DOCUMENT SEGMENT →
================================

That got their attention.  

And then he cautions them, saying, essentially, “Look:  You are going to experience some really bad times.  Wars.  Insurrections.  Persecutions.  It will feel like the end of the world.  It won’t be.  Nations come and go.  Buildings come and go.  Evil may reign for a season, but love has the last word.”

Whatever your politics, and however you’re feeling about the election, it’s worth noting that Jesus realizes the temple isn’t forever.  Nor is Trump.  Neither, for that matter, is the United States.  Only his Church and his kingdom is forever.  People put their faith in the temple, which was destroyed.  People put their faith in Rome, which fell.  People put their hopes in an endless string of nations, political movements, and charismatic leaders over these last two thousand years.  All once seemed more powerful, and now all are gone, but Christ’s church remains.  

If you are letting Jesus shape your understanding of your political obligations, that’s called discipleship.  If you are letting your politics shape your understanding of Jesus, that’s called idolatry.  Be a disciple, not an idolater.

================================

Answer these questions about the passage:
1. What does the passage say has the last word?
2. What does the passage say people put their faith in that fell?
3. What does the passage call letting your politics shape your understanding of Jesus?
The material has no role in this exercise.

================================

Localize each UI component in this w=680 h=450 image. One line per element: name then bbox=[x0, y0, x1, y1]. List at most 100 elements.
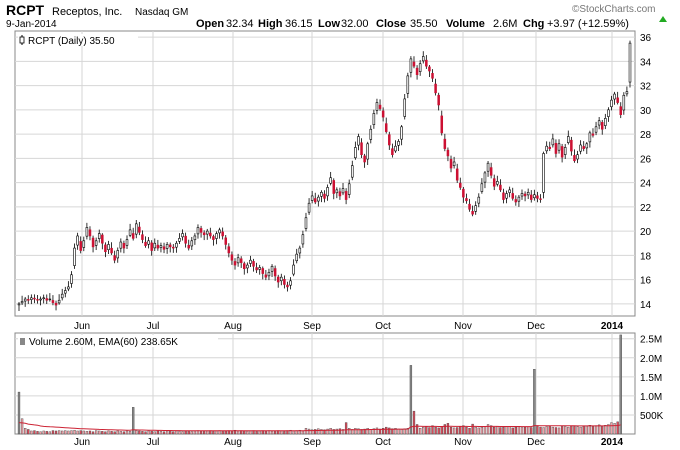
volume-bar bbox=[591, 426, 595, 435]
volume-legend-icon bbox=[20, 338, 25, 345]
candle bbox=[218, 227, 221, 239]
candle-body bbox=[499, 184, 502, 191]
volume-bar bbox=[480, 426, 484, 435]
candle-body bbox=[576, 154, 579, 160]
volume-y-tick-label: 500K bbox=[640, 411, 664, 422]
candle-body bbox=[341, 188, 345, 194]
candle-body bbox=[261, 268, 265, 274]
candle-body bbox=[141, 234, 144, 240]
volume-bar bbox=[499, 427, 502, 435]
candle-body bbox=[418, 63, 422, 72]
candle-body bbox=[400, 126, 403, 140]
volume-bar bbox=[357, 428, 360, 435]
volume-bar bbox=[465, 426, 468, 435]
volume-bar bbox=[298, 429, 301, 435]
candle bbox=[607, 107, 610, 122]
candle bbox=[212, 234, 215, 246]
candle bbox=[335, 187, 339, 199]
candle bbox=[551, 133, 555, 148]
candle-body bbox=[230, 254, 234, 261]
candle bbox=[372, 109, 376, 129]
candle bbox=[616, 91, 619, 105]
candle-body bbox=[372, 113, 376, 126]
up-arrow-icon bbox=[659, 16, 667, 22]
ohlc-summary: Open 32.34 High 36.15 Low 32.00 Close 35… bbox=[196, 18, 629, 30]
candle bbox=[576, 150, 579, 164]
volume-bar bbox=[354, 428, 357, 435]
candle-body bbox=[286, 284, 289, 288]
volume-y-tick-label: 2.5M bbox=[640, 335, 662, 346]
volume-bar bbox=[113, 431, 116, 435]
high-label: High bbox=[258, 18, 283, 30]
candle bbox=[397, 139, 400, 151]
candle-body bbox=[283, 279, 286, 285]
candle bbox=[628, 40, 632, 88]
candle bbox=[452, 156, 456, 169]
candle-body bbox=[529, 194, 533, 200]
candle-body bbox=[73, 247, 76, 266]
candle bbox=[459, 177, 462, 190]
candle-body bbox=[221, 231, 224, 237]
volume-bar bbox=[264, 430, 268, 435]
candle bbox=[560, 143, 564, 163]
candle-body bbox=[369, 128, 373, 140]
candle bbox=[563, 143, 567, 159]
candle-body bbox=[246, 264, 249, 269]
volume-bar bbox=[326, 428, 329, 435]
volume-bar bbox=[332, 429, 335, 435]
candle-body bbox=[88, 229, 92, 237]
candle-body bbox=[434, 83, 437, 94]
volume-bar bbox=[613, 423, 616, 435]
candle bbox=[357, 133, 360, 151]
candle-body bbox=[33, 297, 36, 300]
candle-body bbox=[60, 293, 64, 299]
candle-body bbox=[607, 109, 610, 117]
candle-body bbox=[604, 118, 607, 126]
candle-body bbox=[351, 165, 354, 178]
price-legend-bg bbox=[18, 34, 138, 46]
volume-ema-line bbox=[18, 422, 621, 432]
ticker-symbol: RCPT bbox=[6, 2, 45, 18]
candle bbox=[573, 149, 576, 163]
candle-body bbox=[412, 61, 416, 67]
candle bbox=[548, 141, 552, 152]
candle bbox=[344, 188, 348, 205]
volume-bar bbox=[363, 428, 366, 435]
candle bbox=[604, 113, 607, 130]
candle-body bbox=[289, 280, 292, 286]
candle bbox=[591, 128, 595, 138]
candle-body bbox=[57, 299, 61, 304]
volume-bar bbox=[169, 431, 172, 435]
candle bbox=[384, 117, 388, 134]
candle bbox=[233, 258, 237, 270]
volume-bar bbox=[489, 425, 493, 435]
candle bbox=[388, 131, 391, 150]
candle-body bbox=[113, 255, 116, 261]
volume-bar bbox=[530, 427, 533, 435]
volume-bar bbox=[82, 430, 85, 435]
price-y-tick-label: 24 bbox=[640, 179, 652, 190]
candle bbox=[283, 275, 286, 289]
volume-bar bbox=[91, 431, 95, 435]
volume-x-tick-label: Nov bbox=[454, 437, 472, 448]
candle bbox=[178, 233, 181, 244]
candle bbox=[594, 121, 598, 136]
company-name: Receptos, Inc. bbox=[52, 6, 122, 18]
volume-bar bbox=[317, 428, 320, 435]
volume-bar bbox=[320, 429, 323, 435]
candle bbox=[533, 189, 536, 201]
candle-body bbox=[304, 217, 308, 229]
candle bbox=[421, 51, 425, 64]
price-y-tick-label: 26 bbox=[640, 154, 652, 165]
candle-body bbox=[119, 241, 123, 249]
candle bbox=[20, 295, 24, 305]
volume-bar bbox=[548, 426, 551, 435]
volume-bar bbox=[564, 426, 567, 435]
candle bbox=[391, 143, 394, 158]
volume-bar bbox=[193, 430, 197, 435]
candle bbox=[135, 220, 138, 239]
volume-bar bbox=[619, 334, 622, 435]
candle bbox=[320, 190, 323, 203]
candle-body bbox=[212, 236, 215, 240]
candle bbox=[428, 65, 431, 78]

================================

COMPLETE ANSWER →
1. Love
2. Rome
3. Idolatry